### WORK TO COMPLETE
Copy out every one of the following lines without any change.

### RECORDS FOR THE TASK
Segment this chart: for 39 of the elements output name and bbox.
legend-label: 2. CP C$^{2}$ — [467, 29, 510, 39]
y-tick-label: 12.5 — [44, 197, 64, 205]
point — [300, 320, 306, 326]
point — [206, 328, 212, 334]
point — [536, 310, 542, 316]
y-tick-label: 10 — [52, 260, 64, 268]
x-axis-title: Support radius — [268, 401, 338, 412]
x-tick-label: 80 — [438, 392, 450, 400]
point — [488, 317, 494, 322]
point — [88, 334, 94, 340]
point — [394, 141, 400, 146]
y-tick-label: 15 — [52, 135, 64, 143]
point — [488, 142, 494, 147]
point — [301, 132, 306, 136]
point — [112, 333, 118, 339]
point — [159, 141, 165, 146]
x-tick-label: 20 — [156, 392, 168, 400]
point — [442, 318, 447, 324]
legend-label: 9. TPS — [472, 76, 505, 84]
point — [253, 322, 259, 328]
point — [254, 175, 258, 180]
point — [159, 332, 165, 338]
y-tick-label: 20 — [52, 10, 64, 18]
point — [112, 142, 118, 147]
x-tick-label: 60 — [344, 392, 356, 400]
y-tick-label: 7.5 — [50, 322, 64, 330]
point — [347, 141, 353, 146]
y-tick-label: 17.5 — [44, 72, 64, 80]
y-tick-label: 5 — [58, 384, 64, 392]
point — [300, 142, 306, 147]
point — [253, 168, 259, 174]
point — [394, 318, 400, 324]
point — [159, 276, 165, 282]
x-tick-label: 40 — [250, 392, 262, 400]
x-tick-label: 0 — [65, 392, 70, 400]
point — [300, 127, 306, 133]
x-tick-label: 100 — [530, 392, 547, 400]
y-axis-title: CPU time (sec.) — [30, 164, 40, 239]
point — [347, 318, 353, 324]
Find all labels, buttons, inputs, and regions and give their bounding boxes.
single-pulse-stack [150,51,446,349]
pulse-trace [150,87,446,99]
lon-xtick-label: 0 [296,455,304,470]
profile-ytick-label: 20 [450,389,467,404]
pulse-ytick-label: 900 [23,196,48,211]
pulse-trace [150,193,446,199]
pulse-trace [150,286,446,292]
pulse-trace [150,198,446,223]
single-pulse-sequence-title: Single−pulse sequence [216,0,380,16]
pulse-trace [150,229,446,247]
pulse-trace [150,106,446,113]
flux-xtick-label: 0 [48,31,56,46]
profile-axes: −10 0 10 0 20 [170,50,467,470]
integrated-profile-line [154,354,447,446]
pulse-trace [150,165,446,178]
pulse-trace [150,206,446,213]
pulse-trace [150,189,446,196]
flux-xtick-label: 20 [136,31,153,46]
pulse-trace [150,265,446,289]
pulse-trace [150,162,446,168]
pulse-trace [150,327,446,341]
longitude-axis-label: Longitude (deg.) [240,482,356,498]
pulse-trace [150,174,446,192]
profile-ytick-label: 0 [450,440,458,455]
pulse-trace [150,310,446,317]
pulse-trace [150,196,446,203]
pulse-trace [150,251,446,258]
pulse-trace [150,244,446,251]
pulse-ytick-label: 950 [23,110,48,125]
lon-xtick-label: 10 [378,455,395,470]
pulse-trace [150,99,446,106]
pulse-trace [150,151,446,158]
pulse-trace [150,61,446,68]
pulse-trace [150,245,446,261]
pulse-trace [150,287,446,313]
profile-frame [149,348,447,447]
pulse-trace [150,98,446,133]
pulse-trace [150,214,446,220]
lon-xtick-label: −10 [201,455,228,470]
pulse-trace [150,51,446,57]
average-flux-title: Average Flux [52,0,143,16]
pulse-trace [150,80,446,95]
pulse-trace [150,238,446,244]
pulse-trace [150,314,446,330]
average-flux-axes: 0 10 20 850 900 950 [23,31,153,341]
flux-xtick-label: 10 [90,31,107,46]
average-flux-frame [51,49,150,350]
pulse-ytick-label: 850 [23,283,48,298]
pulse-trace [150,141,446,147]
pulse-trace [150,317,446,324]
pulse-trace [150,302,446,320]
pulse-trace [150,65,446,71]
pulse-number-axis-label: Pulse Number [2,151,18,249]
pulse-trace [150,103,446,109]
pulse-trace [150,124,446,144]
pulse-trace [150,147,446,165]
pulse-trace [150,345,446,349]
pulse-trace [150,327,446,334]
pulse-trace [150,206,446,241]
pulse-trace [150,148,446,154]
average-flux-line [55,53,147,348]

### TASK OUTPUT
Segment this chart: for 39 of the elements output name and bbox.
legend-label: 2. CP C$^{2}$ — [467, 29, 510, 39]
y-tick-label: 12.5 — [44, 197, 64, 205]
point — [300, 320, 306, 326]
point — [206, 328, 212, 334]
point — [536, 310, 542, 316]
y-tick-label: 10 — [52, 260, 64, 268]
x-axis-title: Support radius — [268, 401, 338, 412]
x-tick-label: 80 — [438, 392, 450, 400]
point — [488, 317, 494, 322]
point — [88, 334, 94, 340]
point — [394, 141, 400, 146]
y-tick-label: 15 — [52, 135, 64, 143]
point — [488, 142, 494, 147]
point — [301, 132, 306, 136]
point — [112, 333, 118, 339]
point — [159, 141, 165, 146]
x-tick-label: 20 — [156, 392, 168, 400]
point — [442, 318, 447, 324]
legend-label: 9. TPS — [472, 76, 505, 84]
point — [253, 322, 259, 328]
point — [254, 175, 258, 180]
point — [159, 332, 165, 338]
y-tick-label: 20 — [52, 10, 64, 18]
point — [112, 142, 118, 147]
x-tick-label: 60 — [344, 392, 356, 400]
y-tick-label: 7.5 — [50, 322, 64, 330]
point — [347, 141, 353, 146]
y-tick-label: 17.5 — [44, 72, 64, 80]
y-tick-label: 5 — [58, 384, 64, 392]
point — [300, 142, 306, 147]
point — [253, 168, 259, 174]
point — [394, 318, 400, 324]
point — [159, 276, 165, 282]
x-tick-label: 40 — [250, 392, 262, 400]
x-tick-label: 0 — [65, 392, 70, 400]
point — [300, 127, 306, 133]
x-tick-label: 100 — [530, 392, 547, 400]
y-axis-title: CPU time (sec.) — [30, 164, 40, 239]
point — [347, 318, 353, 324]
Find all labels, buttons, inputs, and regions and give their bounding boxes.
single-pulse-stack [150,51,446,349]
pulse-trace [150,87,446,99]
lon-xtick-label: 0 [296,455,304,470]
profile-ytick-label: 20 [450,389,467,404]
pulse-ytick-label: 900 [23,196,48,211]
pulse-trace [150,193,446,199]
pulse-trace [150,286,446,292]
pulse-trace [150,198,446,223]
single-pulse-sequence-title: Single−pulse sequence [216,0,380,16]
pulse-trace [150,229,446,247]
pulse-trace [150,106,446,113]
flux-xtick-label: 0 [48,31,56,46]
profile-axes: −10 0 10 0 20 [170,50,467,470]
integrated-profile-line [154,354,447,446]
pulse-trace [150,165,446,178]
pulse-trace [150,206,446,213]
pulse-trace [150,189,446,196]
flux-xtick-label: 20 [136,31,153,46]
pulse-trace [150,265,446,289]
pulse-trace [150,162,446,168]
pulse-trace [150,327,446,341]
longitude-axis-label: Longitude (deg.) [240,482,356,498]
pulse-trace [150,174,446,192]
profile-ytick-label: 0 [450,440,458,455]
pulse-trace [150,310,446,317]
pulse-trace [150,196,446,203]
pulse-trace [150,251,446,258]
pulse-trace [150,244,446,251]
pulse-ytick-label: 950 [23,110,48,125]
lon-xtick-label: 10 [378,455,395,470]
pulse-trace [150,99,446,106]
pulse-trace [150,151,446,158]
pulse-trace [150,61,446,68]
pulse-trace [150,245,446,261]
pulse-trace [150,287,446,313]
profile-frame [149,348,447,447]
pulse-trace [150,98,446,133]
pulse-trace [150,214,446,220]
lon-xtick-label: −10 [201,455,228,470]
pulse-trace [150,51,446,57]
average-flux-title: Average Flux [52,0,143,16]
pulse-trace [150,80,446,95]
pulse-trace [150,238,446,244]
pulse-trace [150,314,446,330]
average-flux-axes: 0 10 20 850 900 950 [23,31,153,341]
flux-xtick-label: 10 [90,31,107,46]
average-flux-frame [51,49,150,350]
pulse-ytick-label: 850 [23,283,48,298]
pulse-trace [150,141,446,147]
pulse-trace [150,317,446,324]
pulse-trace [150,302,446,320]
pulse-trace [150,65,446,71]
pulse-number-axis-label: Pulse Number [2,151,18,249]
pulse-trace [150,103,446,109]
pulse-trace [150,124,446,144]
pulse-trace [150,147,446,165]
pulse-trace [150,345,446,349]
pulse-trace [150,327,446,334]
pulse-trace [150,206,446,241]
pulse-trace [150,148,446,154]
average-flux-line [55,53,147,348]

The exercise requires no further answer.